■ To do:
a - In three sentences, summarize the source excerpt that describes articles 4.9 through 4.12.
b - Quote everything in the source excerpt from "Eric Bonabeau in" down to "power of evolution.".

■ Source excerpt:

________________________

In the next article (4.9), Elisa Bienenstock and Pam Toman provide an overview of Social Network Analysis (SNA) and propose a manner in which potential rare events may be recognized a priori through monitoring social networks of interest. In line with a common theme throughout this white paper, they emphatically state that SNA alone is not a sufficient perspective from which to anticipate the planning or imminence of a rare event. To be useful, SNA must be used as a component of a more comprehensive strategy requiring cultural and domain knowledge. They go on to state that SNA is both an approach to understanding social structure and a set of methods for analysis to define and discover those activities and associations that are indicators of these rare, high impact events. In particular, they focus their discussions on two insights from the field of social network analysis: 1) the innovation necessary to conceive of these rare events originating at the periphery of the terrorist network, and 2) the organization of an event and how it generates activity in new regions of the network.

Ritu Sharma, Donna Mayo, and CAPT Brett Pierson introduce in the next article (4.10) concepts from System Dynamics (SD) and systems thinking to explore some of the ways in which this technique can contribute to the understanding of “rare events”. Their focus is on identifying the key dynamics that drive behavior over time and the explicit consideration of feedback loops. Starting with the by now familiar premise that building a model that can accurately predict the future is impossible, they go on to enumerate the benefits attributed to a System Dynamics model to help prepare for, and hopefully mitigate the adverse effects of, rare events such as understanding which rare events generate the most harmful impacts, highlighting the factors and causal logic that would drive a rare event, and lastly identifying the highest leverage areas for focus and mitigation. They conclude by stating that System Dynamics can integrate valuable experience, research, and insight into a coherent framework to help refine and accelerate learning, facilitate discussion, and make the insight actionable by identifying key leverage points and creating a platform to test impacts of various strategies.

The next article (4.11) by Carl Hunt and David Schum advances approaches that harness the science of probabilistic reasoning augmented by complex system theory in support of testing hypotheses for unforeseen events. Key assumptions here go to the heart of the challenge of forecasting rare events: nonlinearity of input and output; the ambiguity of cause and effect; the whole is not quantitatively equal to its parts; and that results may not be assumed to be repeatable. Adaptation and co-evolution are important features in this approach. The article stresses the role of curiosity and discovery in the process of abduction as a formal method of reasoning. We often deal with evidence that is typically incomplete, often inconclusive, usually dissonant, ambiguous, and imperfectly credible. When this occurs, we must apply some sort of probabilistic inference method to assess the effect a particular piece of evidence will have on our decision-making, even when there are no historical event distributions to assess – the authors discuss how this might be accomplished.

Eric Bonabeau in his contribution (4.12) re-states a now-common theme; namely our inability to predict low-frequency, high-impact events in human and manmade systems is due to two fundamental cognitive biases that affect human decision making. These are availability and linearity. Availability heuristics guide us toward choices that are easily available from a cognitive perspective: if it’s easy to remember, it must make sense. Linearity heuristics make us seek simple cause-effect relationships in everything. He makes the case that to anticipate rare events we need augmented paranoia. His corrective strategies include tapping the collective intelligence of people in a group and tapping the creative power of evolution.

________________________

■ Given information:
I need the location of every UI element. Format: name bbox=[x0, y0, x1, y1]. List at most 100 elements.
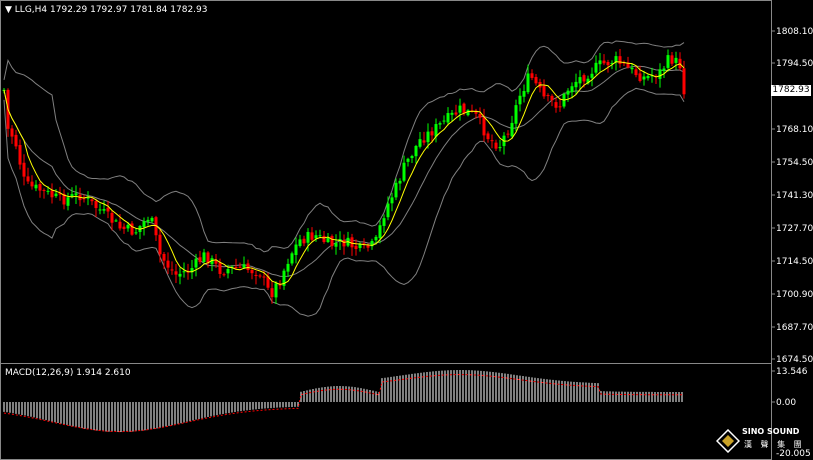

________________________

■ Response list:
a - Elisa Bienenstock and Pam Toman present Social Network Analysis as a way to recognize potential rare events by monitoring social networks, stressing that it is useful only as part of a broader strategy requiring cultural and domain knowledge. Ritu Sharma, Donna Mayo, and CAPT Brett Pierson apply System Dynamics to identify the key dynamics and feedback loops behind rare events. Carl Hunt and David Schum advance probabilistic reasoning augmented by complex system theory to test hypotheses about unforeseen events, and Eric Bonabeau attributes our inability to predict such events to the availability and linearity biases, proposing collective intelligence and the creative power of evolution as correctives.

b -
Eric Bonabeau in his contribution (4.12) re-states a now-common theme; namely our inability to predict low-frequency, high-impact events in human and manmade systems is due to two fundamental cognitive biases that affect human decision making. These are availability and linearity. Availability heuristics guide us toward choices that are easily available from a cognitive perspective: if it’s easy to remember, it must make sense. Linearity heuristics make us seek simple cause-effect relationships in everything. He makes the case that to anticipate rare events we need augmented paranoia. His corrective strategies include tapping the collective intelligence of people in a group and tapping the creative power of evolution.